**Instruction:**
Can you copy the lines from the one that contains "OCR this image." through the end of the material below, exactly and with nothing else?
■ ■ ■ ■ ■ ■ ■
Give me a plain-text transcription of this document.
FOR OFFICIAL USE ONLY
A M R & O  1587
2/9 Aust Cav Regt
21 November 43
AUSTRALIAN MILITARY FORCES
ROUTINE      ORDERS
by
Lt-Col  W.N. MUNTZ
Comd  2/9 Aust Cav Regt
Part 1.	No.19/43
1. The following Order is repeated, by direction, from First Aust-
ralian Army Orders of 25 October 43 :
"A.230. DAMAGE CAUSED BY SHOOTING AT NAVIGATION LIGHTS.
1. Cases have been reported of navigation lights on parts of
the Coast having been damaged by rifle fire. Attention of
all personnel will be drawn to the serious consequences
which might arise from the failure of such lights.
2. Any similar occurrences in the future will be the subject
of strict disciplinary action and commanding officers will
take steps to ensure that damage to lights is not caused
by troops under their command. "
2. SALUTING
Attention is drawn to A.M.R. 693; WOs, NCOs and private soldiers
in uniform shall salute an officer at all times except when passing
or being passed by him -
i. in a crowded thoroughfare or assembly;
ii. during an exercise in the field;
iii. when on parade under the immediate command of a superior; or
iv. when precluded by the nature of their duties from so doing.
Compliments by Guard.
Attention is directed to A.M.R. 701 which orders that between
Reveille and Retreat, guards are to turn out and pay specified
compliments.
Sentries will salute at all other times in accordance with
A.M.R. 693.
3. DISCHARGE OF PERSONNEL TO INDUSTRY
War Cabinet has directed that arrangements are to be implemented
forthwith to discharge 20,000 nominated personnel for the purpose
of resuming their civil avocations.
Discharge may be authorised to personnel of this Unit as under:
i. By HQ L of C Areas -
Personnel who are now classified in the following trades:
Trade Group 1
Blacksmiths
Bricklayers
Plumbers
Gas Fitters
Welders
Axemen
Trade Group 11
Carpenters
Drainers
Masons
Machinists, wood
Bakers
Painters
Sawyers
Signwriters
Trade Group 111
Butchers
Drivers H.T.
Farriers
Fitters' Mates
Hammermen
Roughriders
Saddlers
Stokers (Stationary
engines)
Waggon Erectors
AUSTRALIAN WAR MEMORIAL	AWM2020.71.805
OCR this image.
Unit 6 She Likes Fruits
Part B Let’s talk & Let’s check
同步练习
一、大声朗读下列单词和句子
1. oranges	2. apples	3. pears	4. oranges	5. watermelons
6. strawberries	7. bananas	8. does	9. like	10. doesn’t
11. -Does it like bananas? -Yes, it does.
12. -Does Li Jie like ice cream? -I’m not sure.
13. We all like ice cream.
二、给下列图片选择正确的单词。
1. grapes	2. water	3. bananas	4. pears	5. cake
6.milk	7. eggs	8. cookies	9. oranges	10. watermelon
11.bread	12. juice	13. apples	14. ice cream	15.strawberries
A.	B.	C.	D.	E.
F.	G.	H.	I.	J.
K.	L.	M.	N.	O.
■ ■ ■ ■ ■ ■ ■
**Solution to the problem:**
OCR this image.
Unit 6 She Likes Fruits
Part B Let’s talk & Let’s check
同步练习
一、大声朗读下列单词和句子
1. oranges	2. apples	3. pears	4. oranges	5. watermelons
6. strawberries	7. bananas	8. does	9. like	10. doesn’t
11. -Does it like bananas? -Yes, it does.
12. -Does Li Jie like ice cream? -I’m not sure.
13. We all like ice cream.
二、给下列图片选择正确的单词。
1. grapes	2. water	3. bananas	4. pears	5. cake
6.milk	7. eggs	8. cookies	9. oranges	10. watermelon
11.bread	12. juice	13. apples	14. ice cream	15.strawberries
A.	B.	C.	D.	E.
F.	G.	H.	I.	J.
K.	L.	M.	N.	O.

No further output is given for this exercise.